**WHAT TO PRODUCE:**
Select from the data all lines with the word "text".

===

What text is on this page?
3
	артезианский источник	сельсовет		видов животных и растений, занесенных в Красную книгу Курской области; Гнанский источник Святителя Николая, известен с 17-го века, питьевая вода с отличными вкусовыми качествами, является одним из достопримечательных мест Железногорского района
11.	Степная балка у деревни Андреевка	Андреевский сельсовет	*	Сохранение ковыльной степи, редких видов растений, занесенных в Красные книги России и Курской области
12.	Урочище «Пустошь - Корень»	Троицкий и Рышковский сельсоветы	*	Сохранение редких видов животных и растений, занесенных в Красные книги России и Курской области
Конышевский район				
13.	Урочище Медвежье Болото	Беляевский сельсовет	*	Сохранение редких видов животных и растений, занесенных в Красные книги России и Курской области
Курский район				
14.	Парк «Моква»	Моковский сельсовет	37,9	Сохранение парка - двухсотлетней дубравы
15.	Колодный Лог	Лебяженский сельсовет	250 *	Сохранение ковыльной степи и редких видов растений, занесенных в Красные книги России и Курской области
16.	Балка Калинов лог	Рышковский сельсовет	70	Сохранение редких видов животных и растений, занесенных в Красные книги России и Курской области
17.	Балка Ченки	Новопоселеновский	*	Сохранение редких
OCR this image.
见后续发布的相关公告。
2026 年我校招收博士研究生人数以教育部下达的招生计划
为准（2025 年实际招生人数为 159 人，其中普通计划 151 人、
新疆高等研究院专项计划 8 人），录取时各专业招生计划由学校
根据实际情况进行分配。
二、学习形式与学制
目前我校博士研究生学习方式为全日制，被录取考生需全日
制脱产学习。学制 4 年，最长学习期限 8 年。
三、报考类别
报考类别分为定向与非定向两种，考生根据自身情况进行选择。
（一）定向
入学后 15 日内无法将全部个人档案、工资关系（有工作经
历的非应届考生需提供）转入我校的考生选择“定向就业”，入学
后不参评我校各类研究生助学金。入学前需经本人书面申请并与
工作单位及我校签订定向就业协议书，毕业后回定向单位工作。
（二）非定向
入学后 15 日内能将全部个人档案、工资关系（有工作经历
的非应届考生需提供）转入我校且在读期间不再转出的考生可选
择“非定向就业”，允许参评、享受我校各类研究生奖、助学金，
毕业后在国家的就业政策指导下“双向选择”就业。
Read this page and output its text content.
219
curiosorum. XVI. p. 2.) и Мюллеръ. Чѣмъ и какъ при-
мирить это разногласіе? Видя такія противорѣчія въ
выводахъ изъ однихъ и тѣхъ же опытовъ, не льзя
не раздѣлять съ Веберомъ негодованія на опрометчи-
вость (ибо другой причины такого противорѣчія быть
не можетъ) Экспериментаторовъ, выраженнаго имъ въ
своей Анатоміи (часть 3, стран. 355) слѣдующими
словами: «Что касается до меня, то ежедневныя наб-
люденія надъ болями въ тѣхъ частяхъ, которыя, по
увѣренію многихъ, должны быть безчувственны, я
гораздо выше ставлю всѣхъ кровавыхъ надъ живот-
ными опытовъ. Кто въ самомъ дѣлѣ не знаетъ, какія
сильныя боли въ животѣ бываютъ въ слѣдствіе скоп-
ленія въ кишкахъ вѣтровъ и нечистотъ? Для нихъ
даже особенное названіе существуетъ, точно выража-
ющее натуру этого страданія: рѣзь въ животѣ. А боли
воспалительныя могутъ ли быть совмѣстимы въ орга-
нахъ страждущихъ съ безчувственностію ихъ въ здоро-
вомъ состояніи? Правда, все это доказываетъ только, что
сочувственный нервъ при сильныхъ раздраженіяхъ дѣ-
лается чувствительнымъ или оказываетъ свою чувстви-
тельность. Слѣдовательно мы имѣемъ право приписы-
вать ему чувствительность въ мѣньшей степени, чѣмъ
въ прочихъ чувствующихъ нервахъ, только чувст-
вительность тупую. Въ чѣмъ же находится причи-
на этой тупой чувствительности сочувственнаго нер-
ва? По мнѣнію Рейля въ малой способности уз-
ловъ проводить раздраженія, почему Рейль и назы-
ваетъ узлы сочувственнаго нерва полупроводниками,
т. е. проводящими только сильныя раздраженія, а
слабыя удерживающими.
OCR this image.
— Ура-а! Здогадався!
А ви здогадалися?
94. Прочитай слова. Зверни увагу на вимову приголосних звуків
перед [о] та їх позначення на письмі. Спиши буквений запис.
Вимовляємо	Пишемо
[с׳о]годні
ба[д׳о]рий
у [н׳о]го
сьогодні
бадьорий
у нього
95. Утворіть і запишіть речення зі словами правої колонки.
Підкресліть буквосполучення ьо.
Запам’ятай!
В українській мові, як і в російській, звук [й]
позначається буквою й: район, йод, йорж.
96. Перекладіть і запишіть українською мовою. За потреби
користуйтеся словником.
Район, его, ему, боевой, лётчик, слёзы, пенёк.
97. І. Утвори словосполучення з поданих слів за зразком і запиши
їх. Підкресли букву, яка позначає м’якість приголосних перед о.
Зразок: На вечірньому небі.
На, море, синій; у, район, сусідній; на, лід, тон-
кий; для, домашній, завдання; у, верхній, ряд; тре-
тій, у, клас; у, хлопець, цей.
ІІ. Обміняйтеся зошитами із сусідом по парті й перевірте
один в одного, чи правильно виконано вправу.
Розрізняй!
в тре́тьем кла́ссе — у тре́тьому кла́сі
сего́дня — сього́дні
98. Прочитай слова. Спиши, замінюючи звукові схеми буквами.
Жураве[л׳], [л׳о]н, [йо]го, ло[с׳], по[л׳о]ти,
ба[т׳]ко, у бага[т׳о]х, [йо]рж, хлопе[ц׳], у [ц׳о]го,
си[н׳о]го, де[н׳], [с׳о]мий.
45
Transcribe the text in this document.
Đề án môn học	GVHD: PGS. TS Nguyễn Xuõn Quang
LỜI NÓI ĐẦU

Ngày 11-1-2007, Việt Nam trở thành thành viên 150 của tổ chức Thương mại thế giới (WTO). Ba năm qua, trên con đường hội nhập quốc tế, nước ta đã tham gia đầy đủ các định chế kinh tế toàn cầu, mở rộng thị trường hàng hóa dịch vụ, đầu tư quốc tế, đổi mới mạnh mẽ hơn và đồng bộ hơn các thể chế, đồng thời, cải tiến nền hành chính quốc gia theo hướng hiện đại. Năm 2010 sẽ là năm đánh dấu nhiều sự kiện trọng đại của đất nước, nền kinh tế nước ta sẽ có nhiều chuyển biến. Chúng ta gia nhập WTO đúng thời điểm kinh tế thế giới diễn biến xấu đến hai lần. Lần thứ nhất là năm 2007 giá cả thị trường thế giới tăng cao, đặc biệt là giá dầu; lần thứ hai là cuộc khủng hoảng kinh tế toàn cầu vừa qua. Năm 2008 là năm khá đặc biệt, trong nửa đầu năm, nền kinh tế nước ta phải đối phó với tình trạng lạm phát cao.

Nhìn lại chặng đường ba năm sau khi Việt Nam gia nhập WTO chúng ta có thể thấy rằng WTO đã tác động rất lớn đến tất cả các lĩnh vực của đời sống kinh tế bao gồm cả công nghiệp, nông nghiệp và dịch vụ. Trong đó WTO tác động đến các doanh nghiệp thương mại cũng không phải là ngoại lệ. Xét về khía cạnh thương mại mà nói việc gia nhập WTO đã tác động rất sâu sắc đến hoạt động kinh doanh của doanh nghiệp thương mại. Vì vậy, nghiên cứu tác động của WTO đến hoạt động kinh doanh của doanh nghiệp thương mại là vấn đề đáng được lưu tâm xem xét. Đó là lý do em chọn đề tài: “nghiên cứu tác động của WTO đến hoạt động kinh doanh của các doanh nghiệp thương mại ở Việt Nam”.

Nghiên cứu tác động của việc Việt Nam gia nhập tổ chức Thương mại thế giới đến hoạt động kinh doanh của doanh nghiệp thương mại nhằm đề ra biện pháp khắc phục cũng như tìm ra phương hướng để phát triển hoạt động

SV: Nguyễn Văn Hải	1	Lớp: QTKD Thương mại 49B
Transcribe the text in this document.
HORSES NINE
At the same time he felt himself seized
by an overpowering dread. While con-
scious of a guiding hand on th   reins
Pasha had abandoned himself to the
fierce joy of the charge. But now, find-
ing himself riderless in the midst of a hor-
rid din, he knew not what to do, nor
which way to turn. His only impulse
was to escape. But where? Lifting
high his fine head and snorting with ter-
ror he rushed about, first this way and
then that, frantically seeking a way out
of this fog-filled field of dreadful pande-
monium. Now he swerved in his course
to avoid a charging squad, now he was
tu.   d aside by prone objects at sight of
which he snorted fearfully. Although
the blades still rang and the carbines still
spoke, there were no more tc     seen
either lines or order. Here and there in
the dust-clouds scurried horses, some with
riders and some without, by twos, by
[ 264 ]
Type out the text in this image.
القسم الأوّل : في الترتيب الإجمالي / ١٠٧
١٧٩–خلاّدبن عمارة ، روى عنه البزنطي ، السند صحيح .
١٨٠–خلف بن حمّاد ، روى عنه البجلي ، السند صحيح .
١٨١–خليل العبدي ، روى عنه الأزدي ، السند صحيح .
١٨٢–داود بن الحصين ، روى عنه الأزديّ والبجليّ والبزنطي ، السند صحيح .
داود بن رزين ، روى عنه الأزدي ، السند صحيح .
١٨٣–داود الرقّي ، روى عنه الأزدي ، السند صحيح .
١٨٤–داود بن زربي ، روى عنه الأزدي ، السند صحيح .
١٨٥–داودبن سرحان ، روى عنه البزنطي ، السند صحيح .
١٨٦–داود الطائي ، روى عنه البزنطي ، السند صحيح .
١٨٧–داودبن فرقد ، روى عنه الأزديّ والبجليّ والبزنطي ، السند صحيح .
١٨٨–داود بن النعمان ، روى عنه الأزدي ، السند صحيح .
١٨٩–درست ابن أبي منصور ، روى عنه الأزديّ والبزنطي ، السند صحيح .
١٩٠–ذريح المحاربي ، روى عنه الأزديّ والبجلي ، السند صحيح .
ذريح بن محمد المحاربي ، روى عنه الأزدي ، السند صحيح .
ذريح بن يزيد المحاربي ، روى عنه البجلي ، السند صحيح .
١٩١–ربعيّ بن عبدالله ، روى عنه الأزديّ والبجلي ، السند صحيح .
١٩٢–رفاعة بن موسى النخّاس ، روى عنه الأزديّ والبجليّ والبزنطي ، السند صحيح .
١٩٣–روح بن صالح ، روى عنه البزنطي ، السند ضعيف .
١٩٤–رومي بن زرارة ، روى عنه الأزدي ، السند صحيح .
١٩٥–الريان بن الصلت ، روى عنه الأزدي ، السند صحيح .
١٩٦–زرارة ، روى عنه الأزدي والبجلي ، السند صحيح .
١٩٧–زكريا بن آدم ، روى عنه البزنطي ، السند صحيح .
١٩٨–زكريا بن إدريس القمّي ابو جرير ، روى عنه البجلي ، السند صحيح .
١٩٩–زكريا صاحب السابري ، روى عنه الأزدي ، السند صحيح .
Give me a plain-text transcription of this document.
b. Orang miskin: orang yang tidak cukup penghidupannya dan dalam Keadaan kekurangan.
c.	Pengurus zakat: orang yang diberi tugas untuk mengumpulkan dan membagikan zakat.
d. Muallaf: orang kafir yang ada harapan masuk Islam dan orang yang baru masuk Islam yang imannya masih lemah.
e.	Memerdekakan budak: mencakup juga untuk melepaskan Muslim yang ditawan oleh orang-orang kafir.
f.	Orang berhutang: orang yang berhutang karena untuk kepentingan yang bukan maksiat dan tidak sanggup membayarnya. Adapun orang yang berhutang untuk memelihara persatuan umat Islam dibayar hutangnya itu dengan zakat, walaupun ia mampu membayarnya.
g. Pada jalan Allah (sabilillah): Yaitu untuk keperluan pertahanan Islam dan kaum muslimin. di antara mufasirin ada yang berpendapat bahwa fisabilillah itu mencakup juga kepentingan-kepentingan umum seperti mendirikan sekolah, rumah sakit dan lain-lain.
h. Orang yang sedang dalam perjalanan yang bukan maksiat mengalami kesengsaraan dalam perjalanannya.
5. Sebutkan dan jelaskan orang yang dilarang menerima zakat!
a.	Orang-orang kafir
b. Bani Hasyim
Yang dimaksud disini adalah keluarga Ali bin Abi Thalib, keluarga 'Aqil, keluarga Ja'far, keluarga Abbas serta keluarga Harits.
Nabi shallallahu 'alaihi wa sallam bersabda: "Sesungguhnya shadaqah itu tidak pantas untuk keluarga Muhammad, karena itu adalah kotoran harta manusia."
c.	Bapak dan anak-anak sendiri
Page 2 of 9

===

**RESULT OF THE EXERCISE:**
What text is on this page?
Read this page and output its text content.
Transcribe the text in this document.
Transcribe the text in this document.
Type out the text in this image.
Give me a plain-text transcription of this document.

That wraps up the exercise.